---------- MATERIAL PROVIDED ----------

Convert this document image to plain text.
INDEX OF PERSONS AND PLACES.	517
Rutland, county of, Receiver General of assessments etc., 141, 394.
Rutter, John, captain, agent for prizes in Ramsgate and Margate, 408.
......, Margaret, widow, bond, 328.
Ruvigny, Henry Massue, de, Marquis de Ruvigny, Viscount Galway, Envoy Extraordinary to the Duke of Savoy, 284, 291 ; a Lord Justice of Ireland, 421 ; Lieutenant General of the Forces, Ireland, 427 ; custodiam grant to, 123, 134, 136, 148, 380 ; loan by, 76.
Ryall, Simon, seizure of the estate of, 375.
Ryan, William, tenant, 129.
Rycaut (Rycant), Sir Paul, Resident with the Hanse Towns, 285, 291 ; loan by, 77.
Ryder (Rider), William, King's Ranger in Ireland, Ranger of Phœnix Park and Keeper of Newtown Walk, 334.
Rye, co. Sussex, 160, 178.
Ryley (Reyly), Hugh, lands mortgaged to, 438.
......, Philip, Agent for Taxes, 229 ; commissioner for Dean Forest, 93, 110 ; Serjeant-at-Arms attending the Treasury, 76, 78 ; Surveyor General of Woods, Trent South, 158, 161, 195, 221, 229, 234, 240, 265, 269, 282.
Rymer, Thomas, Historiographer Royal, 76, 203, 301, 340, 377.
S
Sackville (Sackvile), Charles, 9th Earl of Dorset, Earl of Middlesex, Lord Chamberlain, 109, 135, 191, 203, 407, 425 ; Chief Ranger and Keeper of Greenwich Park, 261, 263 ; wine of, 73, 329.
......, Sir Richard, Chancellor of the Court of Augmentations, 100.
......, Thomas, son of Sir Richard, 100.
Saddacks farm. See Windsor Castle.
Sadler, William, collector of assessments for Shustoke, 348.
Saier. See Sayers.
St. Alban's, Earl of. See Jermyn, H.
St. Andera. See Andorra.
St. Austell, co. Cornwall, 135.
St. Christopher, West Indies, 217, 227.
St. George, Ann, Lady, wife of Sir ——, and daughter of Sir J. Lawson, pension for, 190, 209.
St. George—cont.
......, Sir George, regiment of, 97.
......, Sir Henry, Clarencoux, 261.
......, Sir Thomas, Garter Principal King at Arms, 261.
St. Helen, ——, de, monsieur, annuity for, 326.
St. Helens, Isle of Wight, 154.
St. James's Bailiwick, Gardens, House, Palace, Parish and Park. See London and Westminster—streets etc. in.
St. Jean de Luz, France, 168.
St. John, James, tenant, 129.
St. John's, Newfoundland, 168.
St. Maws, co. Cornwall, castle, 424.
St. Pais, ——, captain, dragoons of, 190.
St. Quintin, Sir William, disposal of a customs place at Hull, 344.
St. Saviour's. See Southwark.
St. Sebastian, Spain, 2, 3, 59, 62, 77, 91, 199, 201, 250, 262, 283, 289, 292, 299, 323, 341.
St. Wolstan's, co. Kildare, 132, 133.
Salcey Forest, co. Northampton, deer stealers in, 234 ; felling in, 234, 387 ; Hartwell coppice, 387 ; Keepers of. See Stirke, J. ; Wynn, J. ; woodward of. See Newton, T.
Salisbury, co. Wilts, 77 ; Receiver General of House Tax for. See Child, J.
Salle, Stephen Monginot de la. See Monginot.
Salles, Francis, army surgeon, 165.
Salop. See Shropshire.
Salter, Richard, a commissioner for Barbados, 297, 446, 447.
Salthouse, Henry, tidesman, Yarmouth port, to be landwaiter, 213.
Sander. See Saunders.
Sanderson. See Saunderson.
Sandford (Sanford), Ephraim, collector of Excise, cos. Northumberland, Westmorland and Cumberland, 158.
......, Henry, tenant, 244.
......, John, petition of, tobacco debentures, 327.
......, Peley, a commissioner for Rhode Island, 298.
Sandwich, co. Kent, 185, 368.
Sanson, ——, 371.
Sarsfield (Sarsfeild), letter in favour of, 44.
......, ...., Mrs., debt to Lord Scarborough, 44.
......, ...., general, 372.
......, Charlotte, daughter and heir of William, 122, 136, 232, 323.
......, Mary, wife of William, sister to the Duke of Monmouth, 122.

----------

#### [WHAT TO DO]
The answer is a single number, the count of lines in the records that contain the string "captain".

#### [EXERCISE RESULT]
2